Task directions
Answer these questions about the article below on lubricants and vibrator laws:
(a) According to Leiblum, about what percentage of women in all age groups suffer from painful intercourse?
(b) What is the largest fine for breaking Alabama's 1998 law?
(c) Which adult store owner sued on the grounds that the ban is unconstitutional?

Text section

★ ★ ★ ★ ★ ★ ★

Lubricants are also popular among women who are nursing, postpartum, or have had chemotherapy—all conditions that can make intercourse painful. According to Leiblum, about 15-18 percent of women in all age groups suffer from this problem, and most women will encounter this issue sometime in their lives.

Ann, a 40-year-old mother of two from Phoenix, Ariz. (who declined to give her full name), says drugstore-purchased lubricants rescued her sex life after her first child was born. "I'm not sure if my second child would exist if it were not for this stuff," she says, only half joking.

Not everyone is happy about this quiet sexual revolution. In 2005, when Church & Dwight Co. Inc., manufacturer of Trojan condoms, introduced Elexa, a condom marketed to women with a vibrating ring. They rolled it out across the country except in a handful of states (Alabama, Georgia, Kansas, Louisiana, Mississippi, Texas and Virginia) where obscenity laws prevented its sale in retail stores. The Family Research Council, a conservative policy group, denounced the products as "vulgar" and pointed out that there aren't age restrictions on the purchase of the products, so teens could buy them.

In Alabama the laws take the ban one step further. All stores, including specialty stores, are barred from selling vibrators because of a 1998 law prohibiting distribution of devices that provide genital stimulation. Breaking the law is an offense that can bring up to a year in jail and a $10,000 fine. It's a penalty that rivals that for illegal gun ownership in some states.

Though for the moment the ban is not being enforced, Alabama's sex-shop owners are not standing passively by. Adult store owner Sherri Williams has sued on the grounds that the ban is unconstitutional. Her motto: "They are going to have to pry this vibrator from my cold, dead hand." So far it's been a losing battle. Last year the Supreme Court declined to hear the case pending further information. The decision leaves like-minded women in Alabama to do their vibrator shopping online or out of state, for now.

★ ★ ★ ★ ★ ★ ★

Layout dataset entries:
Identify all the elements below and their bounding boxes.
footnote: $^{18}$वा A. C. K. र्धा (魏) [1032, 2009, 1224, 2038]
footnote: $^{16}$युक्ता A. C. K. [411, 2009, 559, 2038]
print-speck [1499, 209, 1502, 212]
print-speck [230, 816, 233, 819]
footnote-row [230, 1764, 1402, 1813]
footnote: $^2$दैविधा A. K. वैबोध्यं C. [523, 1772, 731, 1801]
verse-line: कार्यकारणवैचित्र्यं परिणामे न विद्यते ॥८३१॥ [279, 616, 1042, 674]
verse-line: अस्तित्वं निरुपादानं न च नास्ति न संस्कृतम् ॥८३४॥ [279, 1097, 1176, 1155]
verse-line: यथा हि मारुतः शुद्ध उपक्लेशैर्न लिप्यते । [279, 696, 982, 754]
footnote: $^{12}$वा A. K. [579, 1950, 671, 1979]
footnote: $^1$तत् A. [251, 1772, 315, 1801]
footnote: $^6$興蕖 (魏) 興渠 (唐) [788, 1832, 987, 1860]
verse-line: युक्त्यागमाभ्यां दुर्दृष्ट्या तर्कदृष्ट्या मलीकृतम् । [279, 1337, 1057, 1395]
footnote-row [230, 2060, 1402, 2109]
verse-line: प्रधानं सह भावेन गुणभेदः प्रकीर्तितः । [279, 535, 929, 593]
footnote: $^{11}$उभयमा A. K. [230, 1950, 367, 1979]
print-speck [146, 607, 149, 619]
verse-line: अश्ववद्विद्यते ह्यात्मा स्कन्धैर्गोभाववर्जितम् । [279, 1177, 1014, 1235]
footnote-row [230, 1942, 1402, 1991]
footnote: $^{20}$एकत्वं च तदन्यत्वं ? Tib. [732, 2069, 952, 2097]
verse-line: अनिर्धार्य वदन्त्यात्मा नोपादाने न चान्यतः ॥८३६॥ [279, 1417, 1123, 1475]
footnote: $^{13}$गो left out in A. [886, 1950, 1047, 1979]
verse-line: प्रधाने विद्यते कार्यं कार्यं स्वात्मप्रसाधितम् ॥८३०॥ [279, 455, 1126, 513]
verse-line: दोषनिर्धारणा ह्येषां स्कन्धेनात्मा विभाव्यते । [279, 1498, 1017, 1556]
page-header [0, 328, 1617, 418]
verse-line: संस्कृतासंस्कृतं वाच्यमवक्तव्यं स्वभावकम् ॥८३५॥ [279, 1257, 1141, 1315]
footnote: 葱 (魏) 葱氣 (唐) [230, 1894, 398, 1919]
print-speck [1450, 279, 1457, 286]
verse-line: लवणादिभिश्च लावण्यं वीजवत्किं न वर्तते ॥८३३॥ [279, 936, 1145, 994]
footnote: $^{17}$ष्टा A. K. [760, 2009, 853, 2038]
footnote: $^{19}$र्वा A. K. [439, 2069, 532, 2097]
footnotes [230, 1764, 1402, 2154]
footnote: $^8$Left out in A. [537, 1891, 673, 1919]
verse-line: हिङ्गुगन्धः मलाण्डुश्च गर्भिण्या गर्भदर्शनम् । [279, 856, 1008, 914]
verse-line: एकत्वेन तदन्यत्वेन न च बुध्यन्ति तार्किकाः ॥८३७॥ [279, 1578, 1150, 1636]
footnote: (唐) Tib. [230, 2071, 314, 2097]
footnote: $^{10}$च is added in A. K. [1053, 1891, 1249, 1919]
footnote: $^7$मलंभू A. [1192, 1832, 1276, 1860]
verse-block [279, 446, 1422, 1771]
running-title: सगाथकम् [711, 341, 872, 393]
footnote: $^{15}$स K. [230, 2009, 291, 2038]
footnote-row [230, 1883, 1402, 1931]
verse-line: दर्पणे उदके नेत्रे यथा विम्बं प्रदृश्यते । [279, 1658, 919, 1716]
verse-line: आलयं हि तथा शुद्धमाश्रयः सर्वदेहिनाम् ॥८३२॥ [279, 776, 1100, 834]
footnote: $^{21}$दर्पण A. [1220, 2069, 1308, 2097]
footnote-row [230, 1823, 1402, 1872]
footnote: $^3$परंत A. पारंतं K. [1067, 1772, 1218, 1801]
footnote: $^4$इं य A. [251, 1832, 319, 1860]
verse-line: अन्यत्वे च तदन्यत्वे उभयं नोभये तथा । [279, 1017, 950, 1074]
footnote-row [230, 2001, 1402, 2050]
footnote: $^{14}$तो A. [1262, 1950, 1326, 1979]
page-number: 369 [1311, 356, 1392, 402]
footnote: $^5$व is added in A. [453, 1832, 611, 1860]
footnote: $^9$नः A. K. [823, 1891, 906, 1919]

★ ★ ★ ★ ★ ★ ★

Response to the exercise
(a) About 15-18 percent.
(b) $10,000.
(c) Sherri Williams.